==== Estratto della pagina

Abuar mi ha raccontato di una strategia che usava il suo comandante. Quando dovevano affrontare l’esercito, i ragazzini della sua unità, la “nuova pesca”, come venivano chiamati, avevano l’ordine di guidare l’avanzata, sparando all’impazzata. Dietro di loro venivano i pastori fatti prigionieri, con i loro greggi di mucche e montoni. I guerriglieri esperti, a piedi o a bordo di autoveicoli, venivano per ultimi e passando osservavano il numero di animali morti. «In base al numero di animali uccisi determinavano la potenza di fuoco dei militari e decidevano se continuare a venirci dietro o scappare via», mi ha spiegato Abuar. Gli ho chiesto perché contassero gli animali uccisi, invece dei ragazzini uccisi. «Non contano i nostri cadaveri», mi ha spiegato, «perché l’idea è che gli esseri umani possono schivare le pallottole o nascondersi per non essere colpiti, mentre gli animali si muovono e basta: vengono uccisi più facilmente». Alla fine dell’operazione, mi ha detto, i guerriglieri «radunavano gli animali morti insieme ai cadaveri della ‘nuova pesca’, li davano alle fiamme e se ne andavano». Una pila di bestiame e ragazzini morti che bruciava.

========
==== Voci fornite

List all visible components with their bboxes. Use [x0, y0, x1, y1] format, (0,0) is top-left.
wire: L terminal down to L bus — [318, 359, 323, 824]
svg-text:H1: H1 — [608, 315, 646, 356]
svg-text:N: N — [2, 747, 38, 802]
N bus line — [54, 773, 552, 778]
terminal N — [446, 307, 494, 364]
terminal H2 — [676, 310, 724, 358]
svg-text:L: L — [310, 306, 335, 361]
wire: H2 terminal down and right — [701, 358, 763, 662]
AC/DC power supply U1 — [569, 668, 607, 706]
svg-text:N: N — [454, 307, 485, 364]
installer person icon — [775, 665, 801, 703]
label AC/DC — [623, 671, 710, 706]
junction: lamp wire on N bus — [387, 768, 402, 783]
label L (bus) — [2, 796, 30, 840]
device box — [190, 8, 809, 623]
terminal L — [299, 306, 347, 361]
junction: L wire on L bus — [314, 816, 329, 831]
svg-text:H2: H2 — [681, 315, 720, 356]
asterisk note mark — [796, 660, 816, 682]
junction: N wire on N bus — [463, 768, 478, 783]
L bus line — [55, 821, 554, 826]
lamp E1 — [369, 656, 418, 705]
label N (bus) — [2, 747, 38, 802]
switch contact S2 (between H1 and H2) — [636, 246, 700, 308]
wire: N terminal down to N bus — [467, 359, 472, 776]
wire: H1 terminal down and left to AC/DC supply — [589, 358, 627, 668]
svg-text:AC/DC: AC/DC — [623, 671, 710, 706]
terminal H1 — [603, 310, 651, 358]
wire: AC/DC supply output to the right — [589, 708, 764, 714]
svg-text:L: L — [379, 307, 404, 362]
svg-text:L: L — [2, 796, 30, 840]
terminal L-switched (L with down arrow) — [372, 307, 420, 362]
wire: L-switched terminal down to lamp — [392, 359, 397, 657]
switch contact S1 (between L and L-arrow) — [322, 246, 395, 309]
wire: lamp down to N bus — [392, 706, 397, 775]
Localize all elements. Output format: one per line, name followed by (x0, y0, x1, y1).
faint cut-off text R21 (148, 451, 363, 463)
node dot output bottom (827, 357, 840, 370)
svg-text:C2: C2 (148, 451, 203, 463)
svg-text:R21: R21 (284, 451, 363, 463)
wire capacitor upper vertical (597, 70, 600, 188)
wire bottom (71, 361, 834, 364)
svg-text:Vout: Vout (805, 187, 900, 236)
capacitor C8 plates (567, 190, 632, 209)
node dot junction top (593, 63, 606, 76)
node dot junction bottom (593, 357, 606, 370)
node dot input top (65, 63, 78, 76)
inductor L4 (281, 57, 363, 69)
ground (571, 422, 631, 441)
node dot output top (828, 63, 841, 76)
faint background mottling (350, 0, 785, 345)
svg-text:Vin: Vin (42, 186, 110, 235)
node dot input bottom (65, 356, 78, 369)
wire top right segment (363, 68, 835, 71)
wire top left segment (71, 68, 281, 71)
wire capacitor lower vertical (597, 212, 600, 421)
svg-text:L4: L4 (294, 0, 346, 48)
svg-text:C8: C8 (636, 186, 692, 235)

========

[Consegne]:
(1) Secondo il brano, perché i guerriglieri contavano gli animali uccisi e non i ragazzini morti? Rispondi in una-tre frasi.
(2) Modifica le voci dall'inizio fino alla riga che contiene "terminal L — [299, 306, 347, 361]", questa compresa, sostituendo "wire" con "cable" e lasciando invariato tutto il resto.
Il brano e le voci sono materiali separati.

[Soluzioni]:
(1) Gli esseri umani possono schivare le pallottole o nascondersi per non essere colpiti. Gli animali invece si muovono e basta, quindi vengono uccisi più facilmente. Dal numero di animali uccisi i guerriglieri ricavavano la potenza di fuoco dei militari e decidevano se inseguire o scappare.

(2)
List all visible components with their bboxes. Use [x0, y0, x1, y1] format, (0,0) is top-left.
cable: L terminal down to L bus — [318, 359, 323, 824]
svg-text:H1: H1 — [608, 315, 646, 356]
svg-text:N: N — [2, 747, 38, 802]
N bus line — [54, 773, 552, 778]
terminal N — [446, 307, 494, 364]
terminal H2 — [676, 310, 724, 358]
svg-text:L: L — [310, 306, 335, 361]
cable: H2 terminal down and right — [701, 358, 763, 662]
AC/DC power supply U1 — [569, 668, 607, 706]
svg-text:N: N — [454, 307, 485, 364]
installer person icon — [775, 665, 801, 703]
label AC/DC — [623, 671, 710, 706]
junction: lamp cable on N bus — [387, 768, 402, 783]
label L (bus) — [2, 796, 30, 840]
device box — [190, 8, 809, 623]
terminal L — [299, 306, 347, 361]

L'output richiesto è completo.